Data entries:
::::
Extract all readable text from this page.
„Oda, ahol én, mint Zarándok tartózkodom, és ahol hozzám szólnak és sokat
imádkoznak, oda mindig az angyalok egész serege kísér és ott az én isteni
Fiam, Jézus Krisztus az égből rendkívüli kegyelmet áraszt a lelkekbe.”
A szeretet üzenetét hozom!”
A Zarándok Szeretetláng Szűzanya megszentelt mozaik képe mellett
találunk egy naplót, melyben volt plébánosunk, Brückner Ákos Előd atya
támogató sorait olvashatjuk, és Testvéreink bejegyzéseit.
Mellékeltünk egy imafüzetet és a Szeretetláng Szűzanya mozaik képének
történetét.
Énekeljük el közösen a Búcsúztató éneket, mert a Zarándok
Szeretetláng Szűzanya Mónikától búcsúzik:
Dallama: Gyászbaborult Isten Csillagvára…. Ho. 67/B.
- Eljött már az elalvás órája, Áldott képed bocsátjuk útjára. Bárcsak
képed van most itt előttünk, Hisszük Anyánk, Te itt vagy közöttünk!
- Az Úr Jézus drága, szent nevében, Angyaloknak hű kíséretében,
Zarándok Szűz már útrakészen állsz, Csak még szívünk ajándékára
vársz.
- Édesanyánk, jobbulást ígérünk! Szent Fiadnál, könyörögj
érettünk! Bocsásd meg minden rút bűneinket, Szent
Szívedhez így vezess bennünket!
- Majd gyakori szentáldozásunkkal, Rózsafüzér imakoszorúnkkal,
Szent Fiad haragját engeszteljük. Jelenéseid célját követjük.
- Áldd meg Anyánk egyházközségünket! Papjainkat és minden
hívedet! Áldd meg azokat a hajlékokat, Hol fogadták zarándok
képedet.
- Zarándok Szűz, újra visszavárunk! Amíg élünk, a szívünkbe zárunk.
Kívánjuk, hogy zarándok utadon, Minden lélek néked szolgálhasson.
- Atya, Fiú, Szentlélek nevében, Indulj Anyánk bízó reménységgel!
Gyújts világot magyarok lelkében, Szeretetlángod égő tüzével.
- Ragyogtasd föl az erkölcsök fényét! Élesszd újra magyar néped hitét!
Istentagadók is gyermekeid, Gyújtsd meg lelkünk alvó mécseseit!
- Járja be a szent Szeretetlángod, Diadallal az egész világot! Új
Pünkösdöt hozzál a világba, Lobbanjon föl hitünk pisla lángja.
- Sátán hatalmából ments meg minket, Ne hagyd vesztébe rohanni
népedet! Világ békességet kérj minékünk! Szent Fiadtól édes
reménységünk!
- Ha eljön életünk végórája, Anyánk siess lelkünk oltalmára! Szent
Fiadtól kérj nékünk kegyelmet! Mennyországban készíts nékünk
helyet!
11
::::
EXERCISE DESCRIPTION:
Transcribe the material above word for word.

OUTPUT:
Extract all readable text from this page.
„Oda, ahol én, mint Zarándok tartózkodom, és ahol hozzám szólnak és sokat
imádkoznak, oda mindig az angyalok egész serege kísér és ott az én isteni
Fiam, Jézus Krisztus az égből rendkívüli kegyelmet áraszt a lelkekbe.”
A szeretet üzenetét hozom!”
A Zarándok Szeretetláng Szűzanya megszentelt mozaik képe mellett
találunk egy naplót, melyben volt plébánosunk, Brückner Ákos Előd atya
támogató sorait olvashatjuk, és Testvéreink bejegyzéseit.
Mellékeltünk egy imafüzetet és a Szeretetláng Szűzanya mozaik képének
történetét.
Énekeljük el közösen a Búcsúztató éneket, mert a Zarándok
Szeretetláng Szűzanya Mónikától búcsúzik:
Dallama: Gyászbaborult Isten Csillagvára…. Ho. 67/B.
- Eljött már az elalvás órája, Áldott képed bocsátjuk útjára. Bárcsak
képed van most itt előttünk, Hisszük Anyánk, Te itt vagy közöttünk!
- Az Úr Jézus drága, szent nevében, Angyaloknak hű kíséretében,
Zarándok Szűz már útrakészen állsz, Csak még szívünk ajándékára
vársz.
- Édesanyánk, jobbulást ígérünk! Szent Fiadnál, könyörögj
érettünk! Bocsásd meg minden rút bűneinket, Szent
Szívedhez így vezess bennünket!
- Majd gyakori szentáldozásunkkal, Rózsafüzér imakoszorúnkkal,
Szent Fiad haragját engeszteljük. Jelenéseid célját követjük.
- Áldd meg Anyánk egyházközségünket! Papjainkat és minden
hívedet! Áldd meg azokat a hajlékokat, Hol fogadták zarándok
képedet.
- Zarándok Szűz, újra visszavárunk! Amíg élünk, a szívünkbe zárunk.
Kívánjuk, hogy zarándok utadon, Minden lélek néked szolgálhasson.
- Atya, Fiú, Szentlélek nevében, Indulj Anyánk bízó reménységgel!
Gyújts világot magyarok lelkében, Szeretetlángod égő tüzével.
- Ragyogtasd föl az erkölcsök fényét! Élesszd újra magyar néped hitét!
Istentagadók is gyermekeid, Gyújtsd meg lelkünk alvó mécseseit!
- Járja be a szent Szeretetlángod, Diadallal az egész világot! Új
Pünkösdöt hozzál a világba, Lobbanjon föl hitünk pisla lángja.
- Sátán hatalmából ments meg minket, Ne hagyd vesztébe rohanni
népedet! Világ békességet kérj minékünk! Szent Fiadtól édes
reménységünk!
- Ha eljön életünk végórája, Anyánk siess lelkünk oltalmára! Szent
Fiadtól kérj nékünk kegyelmet! Mennyországban készíts nékünk
helyet!
11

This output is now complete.